## PASSAGE
┄┄┄┄┄┄

What is the reason for `std::result_of` deprecated in C++17?

问题

I saw std::result_of is being deprecated in C++17.

• What is the reason for std::result_of deprecated in C++17?
• Also I would like to know the difference between std::result_of and std::invoke_result.

回答1:

T.C. already provided the obvious link, but perhaps the most horrific reason bears repeating: result_of involved forming the type F(Arg1, Arg2, ...) not for a function of those types returning F but for a function of type F accepting those types. (After all, the return type is the result of, well, result_of, not the input!)

Aside from the adjustments associated with forming the function type, the only difference between the two is syntactic.

回答2:

@haelix:

I'm totaly with you concerning the lack of example on the cppreference page. Here's my take:

auto add_auto_fn(int a, int b) {
    return a + b;
}

template<typename U, typename V>
auto add_auto_template_fn(U a, V b) {
    return a + b;
}

int fortytwo(int a, int b) { return a + 42; }

struct my_functor{
    auto operator() (int a) { return a + 42; }
};

void test_invoke_result()

┄┄┄┄┄┄

## PROMPT A
In the thread on std::result_of, what is the only difference between std::result_of and std::invoke_result apart from the adjustments involved in forming the function type?
The records are unrelated to the thread on std::result_of.

┄┄┄┄┄┄

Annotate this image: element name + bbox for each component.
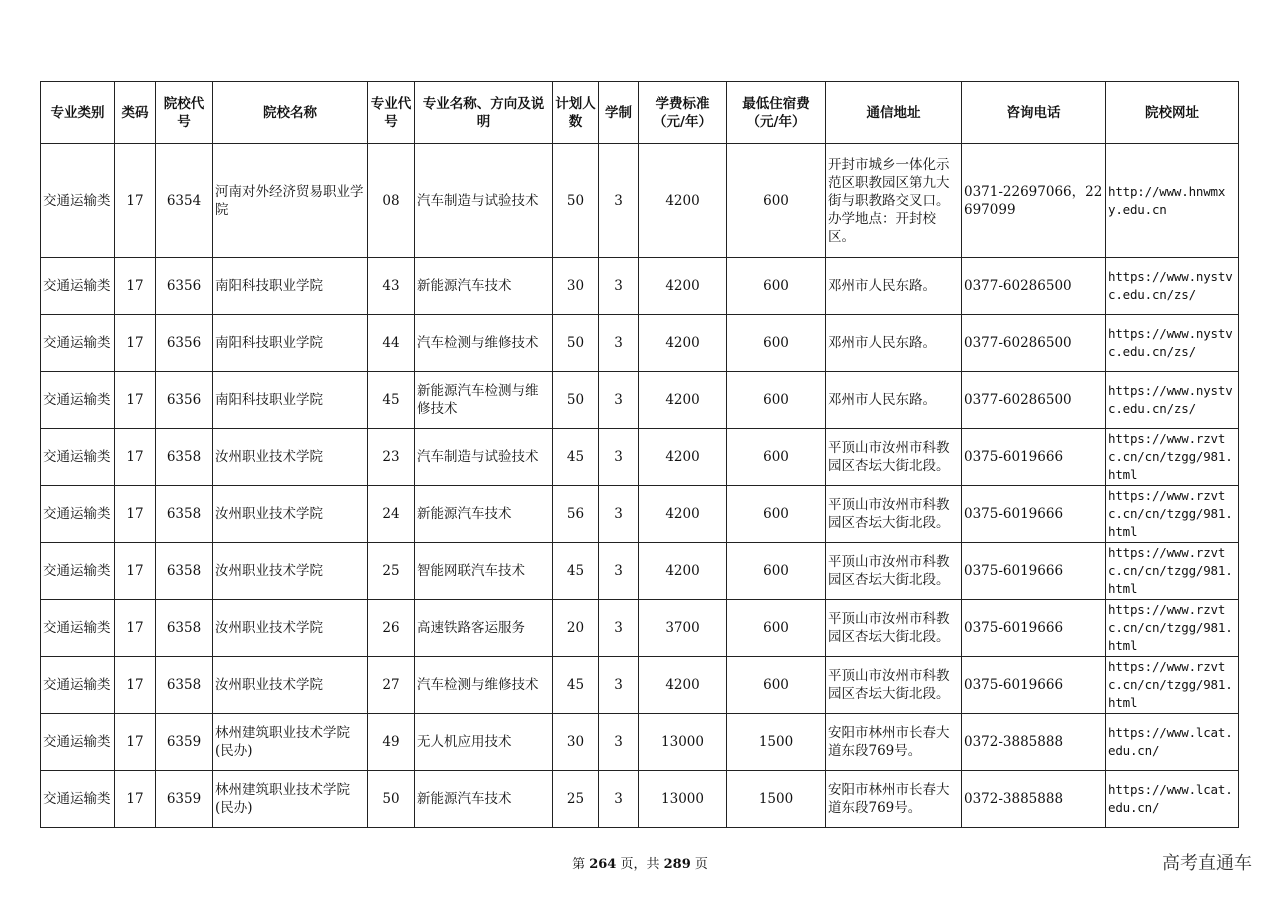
cell-tuition: 4200 — [639, 429, 727, 486]
cell-website[interactable]: http://www.hnwmxy.edu.cn — [1106, 144, 1239, 258]
cell-class-code: 17 — [115, 657, 156, 714]
cell-category: 交通运输类 — [41, 486, 115, 543]
cell-phone: 0377-60286500 — [962, 372, 1106, 429]
cell-lodging: 600 — [727, 372, 826, 429]
cell-phone: 0372-3885888 — [962, 771, 1106, 828]
cell-address: 邓州市人民东路。 — [826, 258, 962, 315]
cell-years: 3 — [599, 657, 639, 714]
cell-plan: 20 — [553, 600, 599, 657]
cell-tuition: 4200 — [639, 372, 727, 429]
footer-middle: 页，共 — [616, 857, 664, 872]
cell-major-name: 无人机应用技术 — [415, 714, 553, 771]
cell-plan: 56 — [553, 486, 599, 543]
cell-school-name: 南阳科技职业学院 — [213, 258, 368, 315]
cell-tuition: 13000 — [639, 714, 727, 771]
cell-phone: 0375-6019666 — [962, 486, 1106, 543]
cell-address: 开封市城乡一体化示范区职教园区第九大街与职教路交叉口。办学地点：开封校区。 — [826, 144, 962, 258]
cell-lodging: 600 — [727, 429, 826, 486]
cell-tuition: 4200 — [639, 315, 727, 372]
cell-website[interactable]: https://www.rzvtc.cn/cn/tzgg/981.html — [1106, 600, 1239, 657]
cell-category: 交通运输类 — [41, 771, 115, 828]
header-website: 院校网址 — [1106, 82, 1239, 144]
cell-plan: 50 — [553, 144, 599, 258]
cell-class-code: 17 — [115, 258, 156, 315]
cell-tuition: 4200 — [639, 486, 727, 543]
cell-phone: 0375-6019666 — [962, 657, 1106, 714]
cell-tuition: 4200 — [639, 144, 727, 258]
cell-school-name: 汝州职业技术学院 — [213, 600, 368, 657]
cell-school-name: 南阳科技职业学院 — [213, 315, 368, 372]
footer-page-number: 264 — [589, 857, 617, 872]
brand-label: 高考直通车 — [1162, 853, 1252, 874]
cell-major-name: 智能网联汽车技术 — [415, 543, 553, 600]
header-lodging: 最低住宿费（元/年） — [727, 82, 826, 144]
table-row — [41, 771, 1239, 828]
table-row — [41, 315, 1239, 372]
cell-school-name: 林州建筑职业技术学院(民办) — [213, 714, 368, 771]
cell-address: 安阳市林州市长春大道东段769号。 — [826, 771, 962, 828]
cell-major-code: 23 — [368, 429, 415, 486]
cell-major-code: 43 — [368, 258, 415, 315]
cell-class-code: 17 — [115, 771, 156, 828]
cell-major-name: 汽车制造与试验技术 — [415, 429, 553, 486]
cell-class-code: 17 — [115, 315, 156, 372]
footer-suffix: 页 — [690, 857, 708, 872]
table-row — [41, 714, 1239, 771]
cell-lodging: 600 — [727, 258, 826, 315]
cell-years: 3 — [599, 771, 639, 828]
cell-website[interactable]: https://www.nystvc.edu.cn/zs/ — [1106, 372, 1239, 429]
cell-lodging: 600 — [727, 657, 826, 714]
table-row — [41, 486, 1239, 543]
header-class-code: 类码 — [115, 82, 156, 144]
cell-class-code: 17 — [115, 144, 156, 258]
table-row — [41, 258, 1239, 315]
table-row — [41, 372, 1239, 429]
page-footer — [0, 853, 1280, 872]
header-school-name: 院校名称 — [213, 82, 368, 144]
cell-lodging: 1500 — [727, 771, 826, 828]
cell-lodging: 600 — [727, 600, 826, 657]
cell-class-code: 17 — [115, 714, 156, 771]
cell-category: 交通运输类 — [41, 258, 115, 315]
cell-plan: 45 — [553, 657, 599, 714]
cell-website[interactable]: https://www.rzvtc.cn/cn/tzgg/981.html — [1106, 543, 1239, 600]
cell-website[interactable]: https://www.rzvtc.cn/cn/tzgg/981.html — [1106, 429, 1239, 486]
cell-category: 交通运输类 — [41, 144, 115, 258]
cell-plan: 45 — [553, 429, 599, 486]
cell-class-code: 17 — [115, 543, 156, 600]
cell-category: 交通运输类 — [41, 600, 115, 657]
cell-major-code: 45 — [368, 372, 415, 429]
cell-school-code: 6356 — [156, 372, 213, 429]
header-major-name: 专业名称、方向及说明 — [415, 82, 553, 144]
cell-category: 交通运输类 — [41, 657, 115, 714]
cell-tuition: 4200 — [639, 657, 727, 714]
table-row — [41, 543, 1239, 600]
cell-school-code: 6356 — [156, 315, 213, 372]
cell-lodging: 1500 — [727, 714, 826, 771]
cell-website[interactable]: https://www.nystvc.edu.cn/zs/ — [1106, 315, 1239, 372]
cell-address: 平顶山市汝州市科教园区杏坛大街北段。 — [826, 543, 962, 600]
cell-major-name: 新能源汽车技术 — [415, 771, 553, 828]
cell-tuition: 3700 — [639, 600, 727, 657]
cell-phone: 0375-6019666 — [962, 600, 1106, 657]
cell-address: 邓州市人民东路。 — [826, 372, 962, 429]
header-tuition: 学费标准（元/年） — [639, 82, 727, 144]
cell-school-name: 林州建筑职业技术学院(民办) — [213, 771, 368, 828]
header-row — [41, 82, 1239, 144]
cell-address: 平顶山市汝州市科教园区杏坛大街北段。 — [826, 486, 962, 543]
cell-school-code: 6358 — [156, 486, 213, 543]
cell-phone: 0375-6019666 — [962, 543, 1106, 600]
header-address: 通信地址 — [826, 82, 962, 144]
footer-page-total: 289 — [663, 857, 691, 872]
cell-years: 3 — [599, 486, 639, 543]
cell-school-code: 6358 — [156, 600, 213, 657]
cell-category: 交通运输类 — [41, 315, 115, 372]
cell-school-name: 汝州职业技术学院 — [213, 657, 368, 714]
header-school-code: 院校代号 — [156, 82, 213, 144]
cell-tuition: 4200 — [639, 543, 727, 600]
cell-major-code: 26 — [368, 600, 415, 657]
header-years: 学制 — [599, 82, 639, 144]
cell-major-name: 新能源汽车技术 — [415, 258, 553, 315]
header-plan: 计划人数 — [553, 82, 599, 144]
cell-address: 平顶山市汝州市科教园区杏坛大街北段。 — [826, 429, 962, 486]
cell-tuition: 13000 — [639, 771, 727, 828]
cell-lodging: 600 — [727, 543, 826, 600]
cell-plan: 25 — [553, 771, 599, 828]
cell-lodging: 600 — [727, 486, 826, 543]
cell-major-code: 50 — [368, 771, 415, 828]
cell-years: 3 — [599, 144, 639, 258]
cell-category: 交通运输类 — [41, 714, 115, 771]
cell-address: 平顶山市汝州市科教园区杏坛大街北段。 — [826, 657, 962, 714]
cell-plan: 50 — [553, 315, 599, 372]
cell-phone: 0377-60286500 — [962, 258, 1106, 315]
cell-school-code: 6358 — [156, 657, 213, 714]
cell-class-code: 17 — [115, 600, 156, 657]
cell-phone: 0375-6019666 — [962, 429, 1106, 486]
cell-years: 3 — [599, 714, 639, 771]
cell-phone: 0371-22697066，22697099 — [962, 144, 1106, 258]
cell-years: 3 — [599, 429, 639, 486]
cell-class-code: 17 — [115, 486, 156, 543]
cell-major-code: 25 — [368, 543, 415, 600]
cell-major-name: 汽车检测与维修技术 — [415, 315, 553, 372]
cell-address: 安阳市林州市长春大道东段769号。 — [826, 714, 962, 771]
cell-years: 3 — [599, 258, 639, 315]
cell-lodging: 600 — [727, 315, 826, 372]
cell-category: 交通运输类 — [41, 429, 115, 486]
cell-school-name: 汝州职业技术学院 — [213, 543, 368, 600]
cell-plan: 50 — [553, 372, 599, 429]
cell-school-code: 6354 — [156, 144, 213, 258]
cell-school-code: 6359 — [156, 714, 213, 771]
cell-school-name: 南阳科技职业学院 — [213, 372, 368, 429]
cell-major-code: 08 — [368, 144, 415, 258]
cell-class-code: 17 — [115, 429, 156, 486]
cell-class-code: 17 — [115, 372, 156, 429]
cell-plan: 30 — [553, 714, 599, 771]
cell-major-name: 汽车检测与维修技术 — [415, 657, 553, 714]
cell-website[interactable]: https://www.nystvc.edu.cn/zs/ — [1106, 258, 1239, 315]
cell-lodging: 600 — [727, 144, 826, 258]
cell-school-code: 6356 — [156, 258, 213, 315]
cell-major-name: 高速铁路客运服务 — [415, 600, 553, 657]
header-category: 专业类别 — [41, 82, 115, 144]
cell-phone: 0372-3885888 — [962, 714, 1106, 771]
cell-major-name: 新能源汽车检测与维修技术 — [415, 372, 553, 429]
cell-years: 3 — [599, 600, 639, 657]
cell-phone: 0377-60286500 — [962, 315, 1106, 372]
cell-address: 邓州市人民东路。 — [826, 315, 962, 372]
admissions-table — [40, 81, 1239, 828]
cell-major-code: 24 — [368, 486, 415, 543]
cell-website[interactable]: https://www.rzvtc.cn/cn/tzgg/981.html — [1106, 657, 1239, 714]
cell-years: 3 — [599, 372, 639, 429]
table-row — [41, 144, 1239, 258]
footer-prefix: 第 — [572, 857, 590, 872]
cell-category: 交通运输类 — [41, 543, 115, 600]
table-row — [41, 600, 1239, 657]
cell-major-name: 新能源汽车技术 — [415, 486, 553, 543]
cell-major-code: 44 — [368, 315, 415, 372]
cell-school-code: 6358 — [156, 543, 213, 600]
cell-school-code: 6358 — [156, 429, 213, 486]
cell-years: 3 — [599, 315, 639, 372]
cell-school-code: 6359 — [156, 771, 213, 828]
cell-major-name: 汽车制造与试验技术 — [415, 144, 553, 258]
header-major-code: 专业代号 — [368, 82, 415, 144]
header-phone: 咨询电话 — [962, 82, 1106, 144]
cell-school-name: 汝州职业技术学院 — [213, 429, 368, 486]
cell-school-name: 汝州职业技术学院 — [213, 486, 368, 543]
cell-plan: 45 — [553, 543, 599, 600]
cell-major-code: 49 — [368, 714, 415, 771]
cell-years: 3 — [599, 543, 639, 600]
cell-tuition: 4200 — [639, 258, 727, 315]
table-row — [41, 657, 1239, 714]
table-row — [41, 429, 1239, 486]
cell-website[interactable]: https://www.rzvtc.cn/cn/tzgg/981.html — [1106, 486, 1239, 543]
cell-school-name: 河南对外经济贸易职业学院 — [213, 144, 368, 258]
cell-website[interactable]: https://www.lcat.edu.cn/ — [1106, 771, 1239, 828]
cell-address: 平顶山市汝州市科教园区杏坛大街北段。 — [826, 600, 962, 657]
cell-category: 交通运输类 — [41, 372, 115, 429]
cell-website[interactable]: https://www.lcat.edu.cn/ — [1106, 714, 1239, 771]
cell-plan: 30 — [553, 258, 599, 315]
cell-major-code: 27 — [368, 657, 415, 714]
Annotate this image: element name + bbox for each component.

┄┄┄┄┄┄

## PROMPT B
Copy out the lines of the records unchanged, beginning at the line that contains "cell-tuition: 4200 — [639, 429, 727, 486]" and stopping after the line that contains "cell-address: 开封市城乡一体化示范区职教园区第九大街与职教路交叉口。办学地点：开封校区。 —".

## TASK OUTPUT A
The only other difference is syntactic.

## TASK OUTPUT B
cell-tuition: 4200 — [639, 429, 727, 486]
cell-website[interactable]: http://www.hnwmxy.edu.cn — [1106, 144, 1239, 258]
cell-class-code: 17 — [115, 657, 156, 714]
cell-category: 交通运输类 — [41, 486, 115, 543]
cell-phone: 0377-60286500 — [962, 372, 1106, 429]
cell-lodging: 600 — [727, 372, 826, 429]
cell-phone: 0372-3885888 — [962, 771, 1106, 828]
cell-address: 邓州市人民东路。 — [826, 258, 962, 315]
cell-years: 3 — [599, 657, 639, 714]
cell-plan: 20 — [553, 600, 599, 657]
cell-tuition: 4200 — [639, 372, 727, 429]
footer-middle: 页，共 — [616, 857, 664, 872]
cell-major-name: 无人机应用技术 — [415, 714, 553, 771]
cell-plan: 56 — [553, 486, 599, 543]
cell-school-name: 南阳科技职业学院 — [213, 258, 368, 315]
cell-tuition: 13000 — [639, 714, 727, 771]
cell-phone: 0375-6019666 — [962, 486, 1106, 543]
cell-address: 开封市城乡一体化示范区职教园区第九大街与职教路交叉口。办学地点：开封校区。 — [826, 144, 962, 258]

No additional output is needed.